# start of DATA SHOWN

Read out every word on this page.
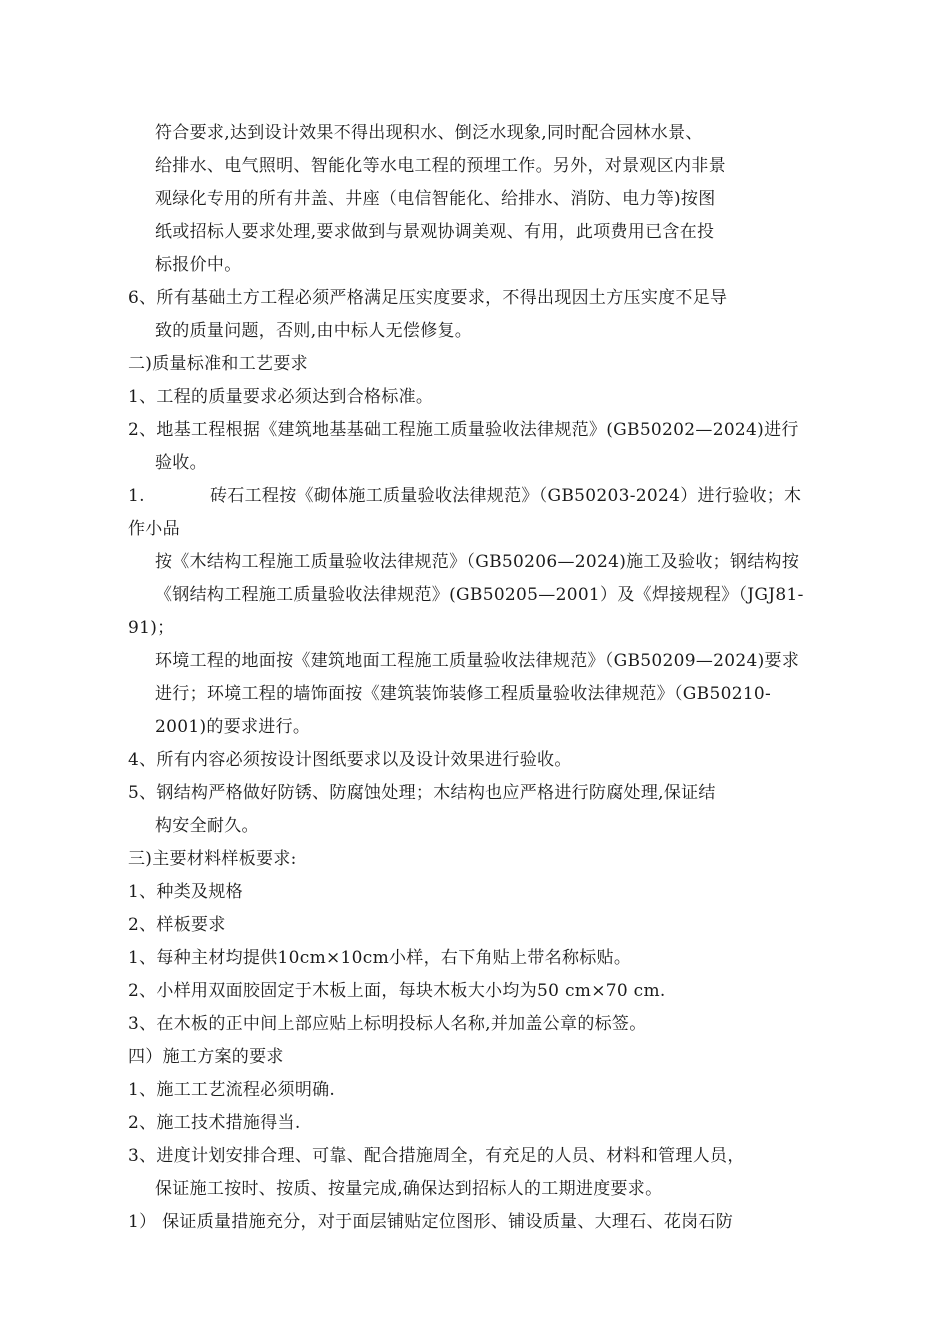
符合要求,达到设计效果不得出现积水、倒泛水现象,同时配合园林水景、
给排水、电气照明、智能化等水电工程的预埋工作。另外，对景观区内非景
观绿化专用的所有井盖、井座（电信智能化、给排水、消防、电力等)按图
纸或招标人要求处理,要求做到与景观协调美观、有用，此项费用已含在投
标报价中。
6、所有基础土方工程必须严格满足压实度要求，不得出现因土方压实度不足导
致的质量问题，否则,由中标人无偿修复。
二)质量标准和工艺要求
1、工程的质量要求必须达到合格标准。
2、地基工程根据《建筑地基基础工程施工质量验收法律规范》(GB50202—2024)进行
验收。
1.	砖石工程按《砌体施工质量验收法律规范》（GB50203-2024）进行验收；木
作小品
按《木结构工程施工质量验收法律规范》（GB50206—2024)施工及验收；钢结构按
《钢结构工程施工质量验收法律规范》(GB50205—2001）及《焊接规程》（JGJ81-
91)；
环境工程的地面按《建筑地面工程施工质量验收法律规范》（GB50209—2024)要求
进行；环境工程的墙饰面按《建筑装饰装修工程质量验收法律规范》（GB50210-
2001)的要求进行。
4、所有内容必须按设计图纸要求以及设计效果进行验收。
5、钢结构严格做好防锈、防腐蚀处理；木结构也应严格进行防腐处理,保证结
构安全耐久。
三)主要材料样板要求:
1、种类及规格
2、样板要求
1、每种主材均提供10cm×10cm小样，右下角贴上带名称标贴。
2、小样用双面胶固定于木板上面，每块木板大小均为50 cm×70 cm.
3、在木板的正中间上部应贴上标明投标人名称,并加盖公章的标签。
四）施工方案的要求
1、施工工艺流程必须明确.
2、施工技术措施得当.
3、进度计划安排合理、可靠、配合措施周全，有充足的人员、材料和管理人员，
保证施工按时、按质、按量完成,确保达到招标人的工期进度要求。
1） 保证质量措施充分，对于面层铺贴定位图形、铺设质量、大理石、花岗石防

# end of DATA SHOWN

◆ **WHAT YOU SHOULD DO**:
Quote each line of the listing exactly, but leave the pictures out.

◆ **TASK RESPONSE**:
Read out every word on this page.
符合要求,达到设计效果不得出现积水、倒泛水现象,同时配合园林水景、
给排水、电气照明、智能化等水电工程的预埋工作。另外，对景观区内非景
观绿化专用的所有井盖、井座（电信智能化、给排水、消防、电力等)按图
纸或招标人要求处理,要求做到与景观协调美观、有用，此项费用已含在投
标报价中。
6、所有基础土方工程必须严格满足压实度要求，不得出现因土方压实度不足导
致的质量问题，否则,由中标人无偿修复。
二)质量标准和工艺要求
1、工程的质量要求必须达到合格标准。
2、地基工程根据《建筑地基基础工程施工质量验收法律规范》(GB50202—2024)进行
验收。
1.	砖石工程按《砌体施工质量验收法律规范》（GB50203-2024）进行验收；木
作小品
按《木结构工程施工质量验收法律规范》（GB50206—2024)施工及验收；钢结构按
《钢结构工程施工质量验收法律规范》(GB50205—2001）及《焊接规程》（JGJ81-
91)；
环境工程的地面按《建筑地面工程施工质量验收法律规范》（GB50209—2024)要求
进行；环境工程的墙饰面按《建筑装饰装修工程质量验收法律规范》（GB50210-
2001)的要求进行。
4、所有内容必须按设计图纸要求以及设计效果进行验收。
5、钢结构严格做好防锈、防腐蚀处理；木结构也应严格进行防腐处理,保证结
构安全耐久。
三)主要材料样板要求:
1、种类及规格
2、样板要求
1、每种主材均提供10cm×10cm小样，右下角贴上带名称标贴。
2、小样用双面胶固定于木板上面，每块木板大小均为50 cm×70 cm.
3、在木板的正中间上部应贴上标明投标人名称,并加盖公章的标签。
四）施工方案的要求
1、施工工艺流程必须明确.
2、施工技术措施得当.
3、进度计划安排合理、可靠、配合措施周全，有充足的人员、材料和管理人员，
保证施工按时、按质、按量完成,确保达到招标人的工期进度要求。
1） 保证质量措施充分，对于面层铺贴定位图形、铺设质量、大理石、花岗石防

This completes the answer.